What is asked: Reproduce all entries precisely as they are written.

Data entries:
-- START --

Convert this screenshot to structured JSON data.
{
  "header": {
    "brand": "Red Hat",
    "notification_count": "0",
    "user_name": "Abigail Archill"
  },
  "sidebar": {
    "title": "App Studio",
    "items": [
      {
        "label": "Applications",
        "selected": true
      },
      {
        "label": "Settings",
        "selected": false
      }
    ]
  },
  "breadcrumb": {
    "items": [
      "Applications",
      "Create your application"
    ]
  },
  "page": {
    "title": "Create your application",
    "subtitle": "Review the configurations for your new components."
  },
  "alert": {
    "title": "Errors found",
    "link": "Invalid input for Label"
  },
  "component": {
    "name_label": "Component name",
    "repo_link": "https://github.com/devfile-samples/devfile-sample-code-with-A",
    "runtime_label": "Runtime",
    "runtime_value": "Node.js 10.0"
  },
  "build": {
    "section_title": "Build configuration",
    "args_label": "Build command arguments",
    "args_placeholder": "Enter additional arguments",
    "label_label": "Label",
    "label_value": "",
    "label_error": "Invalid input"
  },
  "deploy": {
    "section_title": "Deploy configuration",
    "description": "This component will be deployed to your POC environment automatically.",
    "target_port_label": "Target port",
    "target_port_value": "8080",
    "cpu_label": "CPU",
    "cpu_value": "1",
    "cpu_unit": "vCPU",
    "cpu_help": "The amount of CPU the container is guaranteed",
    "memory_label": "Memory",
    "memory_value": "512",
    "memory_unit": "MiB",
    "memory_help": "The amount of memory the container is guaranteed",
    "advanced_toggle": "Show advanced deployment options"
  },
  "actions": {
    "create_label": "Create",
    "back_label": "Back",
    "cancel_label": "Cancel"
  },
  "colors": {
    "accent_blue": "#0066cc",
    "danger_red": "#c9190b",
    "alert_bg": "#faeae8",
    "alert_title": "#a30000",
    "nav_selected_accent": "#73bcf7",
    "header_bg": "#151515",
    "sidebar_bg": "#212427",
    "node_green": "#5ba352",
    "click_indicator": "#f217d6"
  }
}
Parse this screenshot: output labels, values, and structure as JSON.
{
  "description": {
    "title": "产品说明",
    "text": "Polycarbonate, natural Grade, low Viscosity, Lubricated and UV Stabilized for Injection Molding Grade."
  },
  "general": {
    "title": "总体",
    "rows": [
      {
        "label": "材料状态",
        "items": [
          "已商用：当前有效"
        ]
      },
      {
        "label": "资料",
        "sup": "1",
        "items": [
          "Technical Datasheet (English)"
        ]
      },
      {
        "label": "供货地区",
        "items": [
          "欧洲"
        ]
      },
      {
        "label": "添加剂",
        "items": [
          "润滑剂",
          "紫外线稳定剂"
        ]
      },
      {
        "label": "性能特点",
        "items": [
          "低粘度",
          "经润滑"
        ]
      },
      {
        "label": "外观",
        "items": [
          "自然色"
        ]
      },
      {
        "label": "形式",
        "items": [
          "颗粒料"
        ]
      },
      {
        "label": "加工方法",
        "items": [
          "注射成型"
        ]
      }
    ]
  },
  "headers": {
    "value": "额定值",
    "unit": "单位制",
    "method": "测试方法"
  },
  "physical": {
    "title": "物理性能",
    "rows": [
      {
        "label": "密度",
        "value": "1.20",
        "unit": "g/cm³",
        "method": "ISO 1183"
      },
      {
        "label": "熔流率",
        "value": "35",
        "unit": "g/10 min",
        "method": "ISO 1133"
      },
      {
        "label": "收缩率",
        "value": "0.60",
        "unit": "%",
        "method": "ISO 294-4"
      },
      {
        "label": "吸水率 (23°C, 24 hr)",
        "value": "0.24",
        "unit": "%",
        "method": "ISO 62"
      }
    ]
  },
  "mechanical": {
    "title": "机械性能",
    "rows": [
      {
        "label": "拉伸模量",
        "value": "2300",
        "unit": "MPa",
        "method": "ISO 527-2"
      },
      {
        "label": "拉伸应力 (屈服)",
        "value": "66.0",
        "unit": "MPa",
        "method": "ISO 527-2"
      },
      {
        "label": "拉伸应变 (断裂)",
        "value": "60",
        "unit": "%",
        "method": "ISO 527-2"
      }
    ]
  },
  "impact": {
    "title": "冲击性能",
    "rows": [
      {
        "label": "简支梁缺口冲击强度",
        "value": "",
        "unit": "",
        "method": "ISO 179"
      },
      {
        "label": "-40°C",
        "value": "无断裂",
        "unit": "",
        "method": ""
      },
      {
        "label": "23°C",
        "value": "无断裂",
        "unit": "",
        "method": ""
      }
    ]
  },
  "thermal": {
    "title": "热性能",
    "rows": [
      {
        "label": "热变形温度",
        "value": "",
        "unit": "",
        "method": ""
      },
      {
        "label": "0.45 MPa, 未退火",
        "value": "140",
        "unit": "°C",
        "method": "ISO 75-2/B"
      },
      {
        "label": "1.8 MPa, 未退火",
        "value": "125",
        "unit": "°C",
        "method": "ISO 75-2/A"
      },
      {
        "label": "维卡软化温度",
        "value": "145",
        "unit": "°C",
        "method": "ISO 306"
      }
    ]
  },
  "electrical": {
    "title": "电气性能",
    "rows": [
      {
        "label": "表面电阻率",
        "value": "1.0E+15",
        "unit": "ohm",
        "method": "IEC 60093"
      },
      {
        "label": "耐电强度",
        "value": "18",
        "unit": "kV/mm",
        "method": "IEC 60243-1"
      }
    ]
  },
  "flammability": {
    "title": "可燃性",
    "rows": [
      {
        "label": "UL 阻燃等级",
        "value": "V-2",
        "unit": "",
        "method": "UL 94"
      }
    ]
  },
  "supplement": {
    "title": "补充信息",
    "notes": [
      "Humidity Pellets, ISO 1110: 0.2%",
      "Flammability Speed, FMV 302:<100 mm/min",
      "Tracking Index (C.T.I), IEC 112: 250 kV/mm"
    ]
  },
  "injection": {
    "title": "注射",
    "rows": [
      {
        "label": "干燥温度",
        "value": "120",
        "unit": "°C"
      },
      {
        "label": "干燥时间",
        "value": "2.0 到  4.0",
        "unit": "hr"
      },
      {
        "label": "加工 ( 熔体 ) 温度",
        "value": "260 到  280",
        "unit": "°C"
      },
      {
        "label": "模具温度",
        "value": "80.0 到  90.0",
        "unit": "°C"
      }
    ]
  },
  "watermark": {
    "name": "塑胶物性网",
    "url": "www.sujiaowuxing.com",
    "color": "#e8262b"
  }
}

-- END --

In response:
Convert this screenshot to structured JSON data.
{
  "header": {
    "brand": "Red Hat",
    "notification_count": "0",
    "user_name": "Abigail Archill"
  },
  "sidebar": {
    "title": "App Studio",
    "items": [
      {
        "label": "Applications",
        "selected": true
      },
      {
        "label": "Settings",
        "selected": false
      }
    ]
  },
  "breadcrumb": {
    "items": [
      "Applications",
      "Create your application"
    ]
  },
  "page": {
    "title": "Create your application",
    "subtitle": "Review the configurations for your new components."
  },
  "alert": {
    "title": "Errors found",
    "link": "Invalid input for Label"
  },
  "component": {
    "name_label": "Component name",
    "repo_link": "https://github.com/devfile-samples/devfile-sample-code-with-A",
    "runtime_label": "Runtime",
    "runtime_value": "Node.js 10.0"
  },
  "build": {
    "section_title": "Build configuration",
    "args_label": "Build command arguments",
    "args_placeholder": "Enter additional arguments",
    "label_label": "Label",
    "label_value": "",
    "label_error": "Invalid input"
  },
  "deploy": {
    "section_title": "Deploy configuration",
    "description": "This component will be deployed to your POC environment automatically.",
    "target_port_label": "Target port",
    "target_port_value": "8080",
    "cpu_label": "CPU",
    "cpu_value": "1",
    "cpu_unit": "vCPU",
    "cpu_help": "The amount of CPU the container is guaranteed",
    "memory_label": "Memory",
    "memory_value": "512",
    "memory_unit": "MiB",
    "memory_help": "The amount of memory the container is guaranteed",
    "advanced_toggle": "Show advanced deployment options"
  },
  "actions": {
    "create_label": "Create",
    "back_label": "Back",
    "cancel_label": "Cancel"
  },
  "colors": {
    "accent_blue": "#0066cc",
    "danger_red": "#c9190b",
    "alert_bg": "#faeae8",
    "alert_title": "#a30000",
    "nav_selected_accent": "#73bcf7",
    "header_bg": "#151515",
    "sidebar_bg": "#212427",
    "node_green": "#5ba352",
    "click_indicator": "#f217d6"
  }
}
Parse this screenshot: output labels, values, and structure as JSON.
{
  "description": {
    "title": "产品说明",
    "text": "Polycarbonate, natural Grade, low Viscosity, Lubricated and UV Stabilized for Injection Molding Grade."
  },
  "general": {
    "title": "总体",
    "rows": [
      {
        "label": "材料状态",
        "items": [
          "已商用：当前有效"
        ]
      },
      {
        "label": "资料",
        "sup": "1",
        "items": [
          "Technical Datasheet (English)"
        ]
      },
      {
        "label": "供货地区",
        "items": [
          "欧洲"
        ]
      },
      {
        "label": "添加剂",
        "items": [
          "润滑剂",
          "紫外线稳定剂"
        ]
      },
      {
        "label": "性能特点",
        "items": [
          "低粘度",
          "经润滑"
        ]
      },
      {
        "label": "外观",
        "items": [
          "自然色"
        ]
      },
      {
        "label": "形式",
        "items": [
          "颗粒料"
        ]
      },
      {
        "label": "加工方法",
        "items": [
          "注射成型"
        ]
      }
    ]
  },
  "headers": {
    "value": "额定值",
    "unit": "单位制",
    "method": "测试方法"
  },
  "physical": {
    "title": "物理性能",
    "rows": [
      {
        "label": "密度",
        "value": "1.20",
        "unit": "g/cm³",
        "method": "ISO 1183"
      },
      {
        "label": "熔流率",
        "value": "35",
        "unit": "g/10 min",
        "method": "ISO 1133"
      },
      {
        "label": "收缩率",
        "value": "0.60",
        "unit": "%",
        "method": "ISO 294-4"
      },
      {
        "label": "吸水率 (23°C, 24 hr)",
        "value": "0.24",
        "unit": "%",
        "method": "ISO 62"
      }
    ]
  },
  "mechanical": {
    "title": "机械性能",
    "rows": [
      {
        "label": "拉伸模量",
        "value": "2300",
        "unit": "MPa",
        "method": "ISO 527-2"
      },
      {
        "label": "拉伸应力 (屈服)",
        "value": "66.0",
        "unit": "MPa",
        "method": "ISO 527-2"
      },
      {
        "label": "拉伸应变 (断裂)",
        "value": "60",
        "unit": "%",
        "method": "ISO 527-2"
      }
    ]
  },
  "impact": {
    "title": "冲击性能",
    "rows": [
      {
        "label": "简支梁缺口冲击强度",
        "value": "",
        "unit": "",
        "method": "ISO 179"
      },
      {
        "label": "-40°C",
        "value": "无断裂",
        "unit": "",
        "method": ""
      },
      {
        "label": "23°C",
        "value": "无断裂",
        "unit": "",
        "method": ""
      }
    ]
  },
  "thermal": {
    "title": "热性能",
    "rows": [
      {
        "label": "热变形温度",
        "value": "",
        "unit": "",
        "method": ""
      },
      {
        "label": "0.45 MPa, 未退火",
        "value": "140",
        "unit": "°C",
        "method": "ISO 75-2/B"
      },
      {
        "label": "1.8 MPa, 未退火",
        "value": "125",
        "unit": "°C",
        "method": "ISO 75-2/A"
      },
      {
        "label": "维卡软化温度",
        "value": "145",
        "unit": "°C",
        "method": "ISO 306"
      }
    ]
  },
  "electrical": {
    "title": "电气性能",
    "rows": [
      {
        "label": "表面电阻率",
        "value": "1.0E+15",
        "unit": "ohm",
        "method": "IEC 60093"
      },
      {
        "label": "耐电强度",
        "value": "18",
        "unit": "kV/mm",
        "method": "IEC 60243-1"
      }
    ]
  },
  "flammability": {
    "title": "可燃性",
    "rows": [
      {
        "label": "UL 阻燃等级",
        "value": "V-2",
        "unit": "",
        "method": "UL 94"
      }
    ]
  },
  "supplement": {
    "title": "补充信息",
    "notes": [
      "Humidity Pellets, ISO 1110: 0.2%",
      "Flammability Speed, FMV 302:<100 mm/min",
      "Tracking Index (C.T.I), IEC 112: 250 kV/mm"
    ]
  },
  "injection": {
    "title": "注射",
    "rows": [
      {
        "label": "干燥温度",
        "value": "120",
        "unit": "°C"
      },
      {
        "label": "干燥时间",
        "value": "2.0 到  4.0",
        "unit": "hr"
      },
      {
        "label": "加工 ( 熔体 ) 温度",
        "value": "260 到  280",
        "unit": "°C"
      },
      {
        "label": "模具温度",
        "value": "80.0 到  90.0",
        "unit": "°C"
      }
    ]
  },
  "watermark": {
    "name": "塑胶物性网",
    "url": "www.sujiaowuxing.com",
    "color": "#e8262b"
  }
}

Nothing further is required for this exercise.